> JOB:
Output the full listing below exactly, without the pictures.

======== GIVEN DATA

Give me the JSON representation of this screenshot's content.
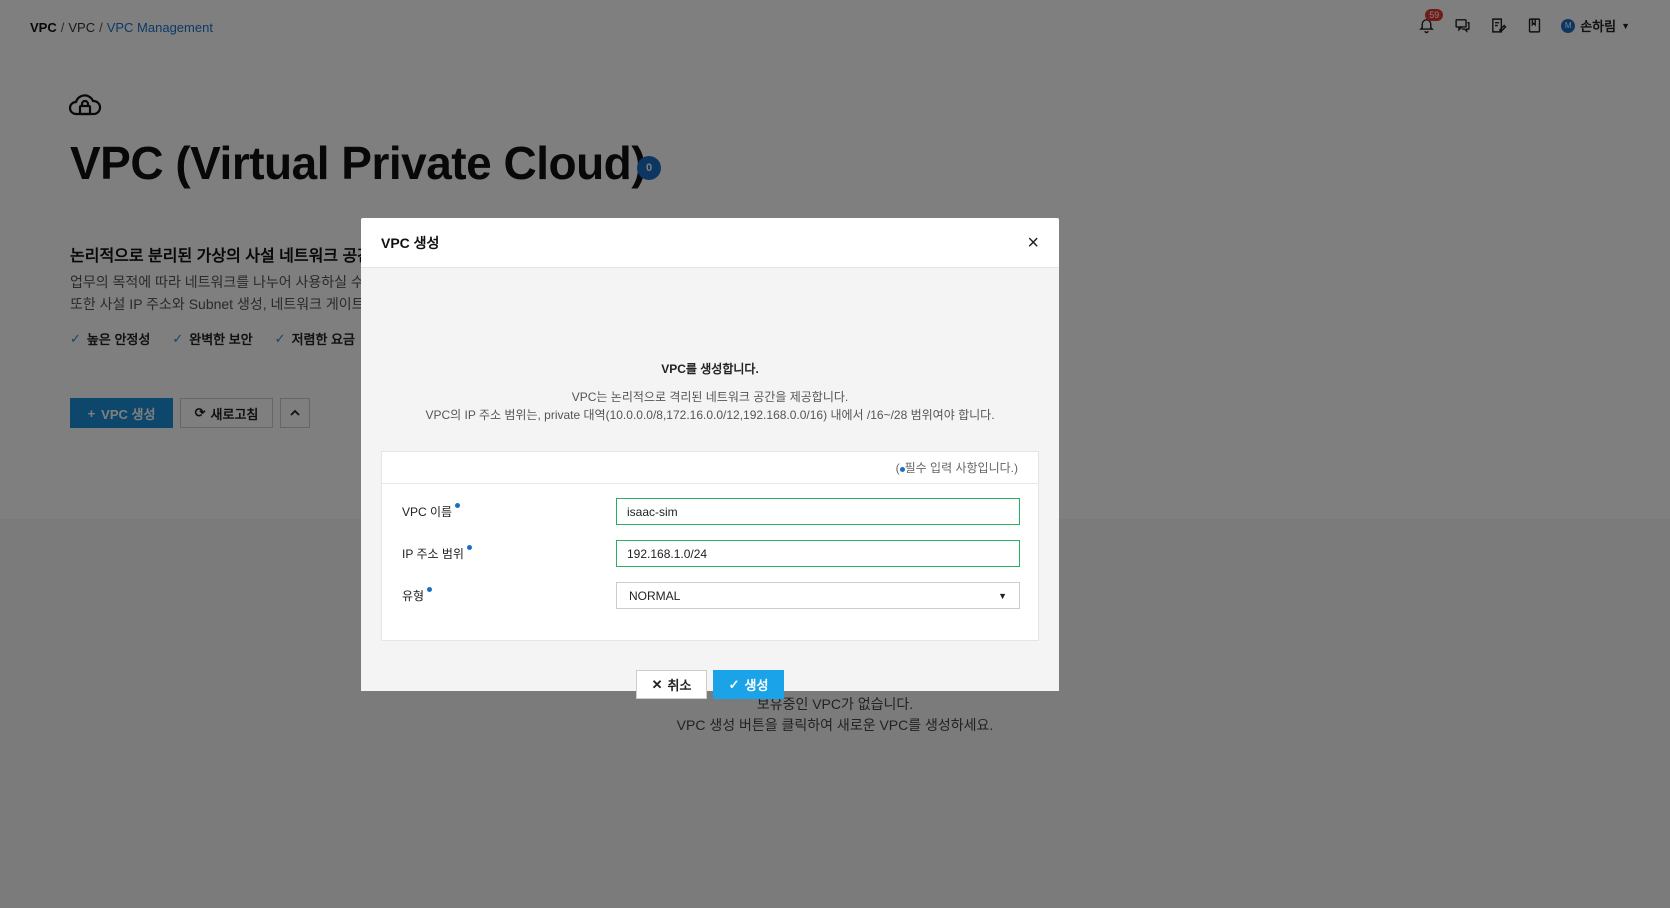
{
  "breadcrumb": {
    "first": "VPC",
    "sep1": "/",
    "mid": "VPC",
    "sep2": "/",
    "last": "VPC Management"
  },
  "topbar": {
    "notification_count": "59",
    "user_avatar_letter": "M",
    "user_name": "손하림",
    "icons": [
      "bell-icon",
      "chat-icon",
      "edit-note-icon",
      "book-icon"
    ]
  },
  "page": {
    "title": "VPC (Virtual Private Cloud)",
    "count": "0",
    "subtitle": "논리적으로 분리된 가상의 사설 네트워크 공간",
    "desc1": "업무의 목적에 따라 네트워크를 나누어 사용하실 수 있",
    "desc2": "또한 사설 IP 주소와 Subnet 생성, 네트워크 게이트웨",
    "features": [
      "높은 안정성",
      "완벽한 보안",
      "저렴한 요금"
    ],
    "create_label": "VPC 생성",
    "refresh_label": "새로고침",
    "empty_line1": "보유중인 VPC가 없습니다.",
    "empty_line2": "VPC 생성 버튼을 클릭하여 새로운 VPC를 생성하세요."
  },
  "modal": {
    "title": "VPC 생성",
    "close": "×",
    "heading": "VPC를 생성합니다.",
    "desc1": "VPC는 논리적으로 격리된 네트워크 공간을 제공합니다.",
    "desc2": "VPC의 IP 주소 범위는, private 대역(10.0.0.0/8,172.16.0.0/12,192.168.0.0/16) 내에서 /16~/28 범위여야 합니다.",
    "required_prefix": "(",
    "required_note": "필수 입력 사항입니다.)",
    "fields": {
      "name_label": "VPC 이름",
      "name_value": "isaac-sim",
      "ip_label": "IP 주소 범위",
      "ip_value": "192.168.1.0/24",
      "type_label": "유형",
      "type_value": "NORMAL"
    },
    "cancel_label": "취소",
    "submit_label": "생성"
  },
  "colors": {
    "accent": "#1a8fd6",
    "submit": "#1aa3e8",
    "valid_border": "#27ae60",
    "badge": "#e53935"
  }
}
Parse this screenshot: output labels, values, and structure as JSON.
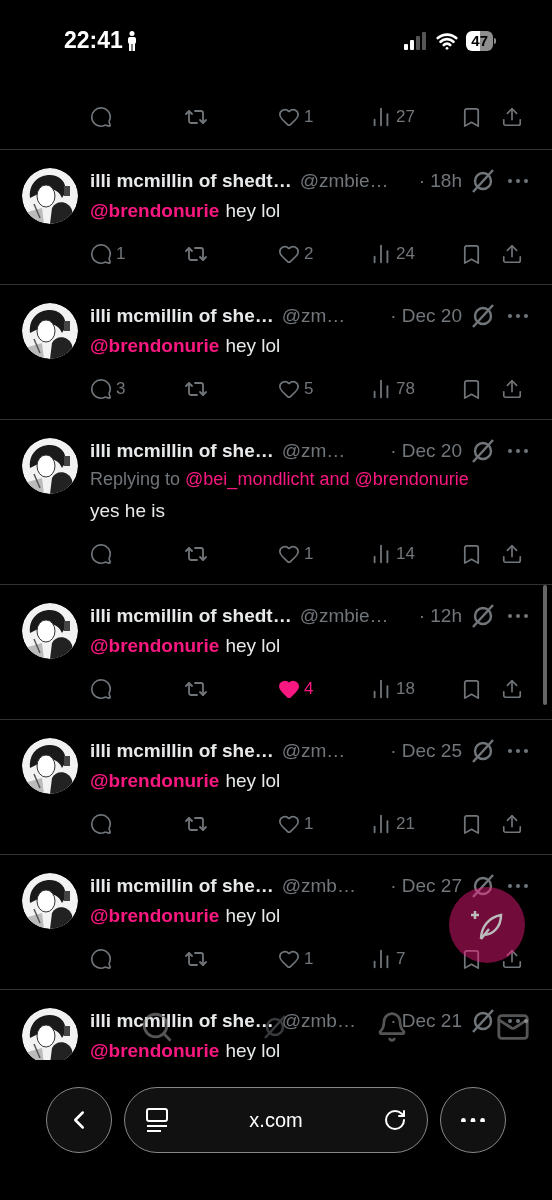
{
  "status_bar": {
    "time": "22:41",
    "battery": "47"
  },
  "partial_tweet": {
    "likes": "1",
    "liked": false,
    "views": "27"
  },
  "tweets": [
    {
      "name": "illi mcmillin of shedt…",
      "handle": "@zmbie…",
      "time": "· 18h",
      "mention": "@brendonurie",
      "text": "hey lol",
      "replies": "1",
      "likes": "2",
      "liked": false,
      "views": "24"
    },
    {
      "name": "illi mcmillin of she…",
      "handle": "@zm…",
      "time": "· Dec 20",
      "mention": "@brendonurie",
      "text": "hey lol",
      "replies": "3",
      "likes": "5",
      "liked": false,
      "views": "78"
    },
    {
      "name": "illi mcmillin of she…",
      "handle": "@zm…",
      "time": "· Dec 20",
      "replying_prefix": "Replying to",
      "replying_to": "@bei_mondlicht and @brendonurie",
      "text": "yes he is",
      "likes": "1",
      "liked": false,
      "views": "14"
    },
    {
      "name": "illi mcmillin of shedt…",
      "handle": "@zmbie…",
      "time": "· 12h",
      "mention": "@brendonurie",
      "text": "hey lol",
      "likes": "4",
      "liked": true,
      "views": "18"
    },
    {
      "name": "illi mcmillin of she…",
      "handle": "@zm…",
      "time": "· Dec 25",
      "mention": "@brendonurie",
      "text": "hey lol",
      "likes": "1",
      "liked": false,
      "views": "21"
    },
    {
      "name": "illi mcmillin of she…",
      "handle": "@zmb…",
      "time": "· Dec 27",
      "mention": "@brendonurie",
      "text": "hey lol",
      "likes": "1",
      "liked": false,
      "views": "7"
    },
    {
      "name": "illi mcmillin of she…",
      "handle": "@zmb…",
      "time": "· Dec 21",
      "mention": "@brendonurie",
      "text": "hey lol",
      "cut": true
    }
  ],
  "browser_bar": {
    "url": "x.com"
  }
}
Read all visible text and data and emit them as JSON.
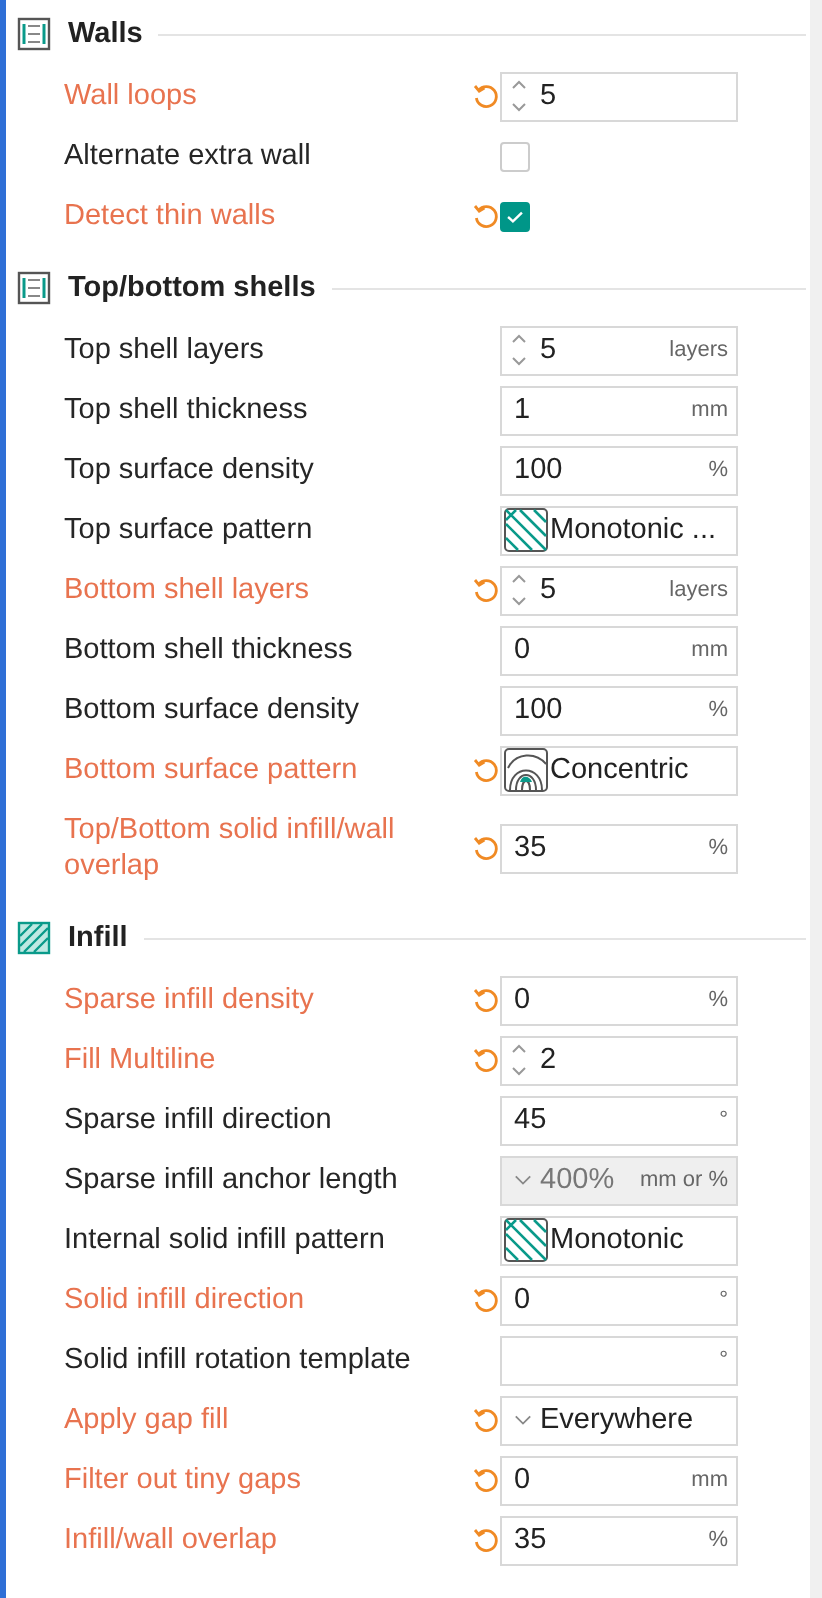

================

> FULL OUTPUT:
Give me the JSON representation of this screenshot's content.
{
  "breadcrumb": {
    "first": "VPC",
    "sep1": "/",
    "mid": "VPC",
    "sep2": "/",
    "last": "VPC Management"
  },
  "topbar": {
    "notification_count": "59",
    "user_avatar_letter": "M",
    "user_name": "손하림",
    "icons": [
      "bell-icon",
      "chat-icon",
      "edit-note-icon",
      "book-icon"
    ]
  },
  "page": {
    "title": "VPC (Virtual Private Cloud)",
    "count": "0",
    "subtitle": "논리적으로 분리된 가상의 사설 네트워크 공간",
    "desc1": "업무의 목적에 따라 네트워크를 나누어 사용하실 수 있",
    "desc2": "또한 사설 IP 주소와 Subnet 생성, 네트워크 게이트웨",
    "features": [
      "높은 안정성",
      "완벽한 보안",
      "저렴한 요금"
    ],
    "create_label": "VPC 생성",
    "refresh_label": "새로고침",
    "empty_line1": "보유중인 VPC가 없습니다.",
    "empty_line2": "VPC 생성 버튼을 클릭하여 새로운 VPC를 생성하세요."
  },
  "modal": {
    "title": "VPC 생성",
    "close": "×",
    "heading": "VPC를 생성합니다.",
    "desc1": "VPC는 논리적으로 격리된 네트워크 공간을 제공합니다.",
    "desc2": "VPC의 IP 주소 범위는, private 대역(10.0.0.0/8,172.16.0.0/12,192.168.0.0/16) 내에서 /16~/28 범위여야 합니다.",
    "required_prefix": "(",
    "required_note": "필수 입력 사항입니다.)",
    "fields": {
      "name_label": "VPC 이름",
      "name_value": "isaac-sim",
      "ip_label": "IP 주소 범위",
      "ip_value": "192.168.1.0/24",
      "type_label": "유형",
      "type_value": "NORMAL"
    },
    "cancel_label": "취소",
    "submit_label": "생성"
  },
  "colors": {
    "accent": "#1a8fd6",
    "submit": "#1aa3e8",
    "valid_border": "#27ae60",
    "badge": "#e53935"
  }
}
Parse this screenshot: output labels, values, and structure as JSON.
{
  "status_bar": {
    "time": "22:41",
    "battery": "47"
  },
  "partial_tweet": {
    "likes": "1",
    "liked": false,
    "views": "27"
  },
  "tweets": [
    {
      "name": "illi mcmillin of shedt…",
      "handle": "@zmbie…",
      "time": "· 18h",
      "mention": "@brendonurie",
      "text": "hey lol",
      "replies": "1",
      "likes": "2",
      "liked": false,
      "views": "24"
    },
    {
      "name": "illi mcmillin of she…",
      "handle": "@zm…",
      "time": "· Dec 20",
      "mention": "@brendonurie",
      "text": "hey lol",
      "replies": "3",
      "likes": "5",
      "liked": false,
      "views": "78"
    },
    {
      "name": "illi mcmillin of she…",
      "handle": "@zm…",
      "time": "· Dec 20",
      "replying_prefix": "Replying to",
      "replying_to": "@bei_mondlicht and @brendonurie",
      "text": "yes he is",
      "likes": "1",
      "liked": false,
      "views": "14"
    },
    {
      "name": "illi mcmillin of shedt…",
      "handle": "@zmbie…",
      "time": "· 12h",
      "mention": "@brendonurie",
      "text": "hey lol",
      "likes": "4",
      "liked": true,
      "views": "18"
    },
    {
      "name": "illi mcmillin of she…",
      "handle": "@zm…",
      "time": "· Dec 25",
      "mention": "@brendonurie",
      "text": "hey lol",
      "likes": "1",
      "liked": false,
      "views": "21"
    },
    {
      "name": "illi mcmillin of she…",
      "handle": "@zmb…",
      "time": "· Dec 27",
      "mention": "@brendonurie",
      "text": "hey lol",
      "likes": "1",
      "liked": false,
      "views": "7"
    },
    {
      "name": "illi mcmillin of she…",
      "handle": "@zmb…",
      "time": "· Dec 21",
      "mention": "@brendonurie",
      "text": "hey lol",
      "cut": true
    }
  ],
  "browser_bar": {
    "url": "x.com"
  }
}
Read all visible text and data and emit them as JSON.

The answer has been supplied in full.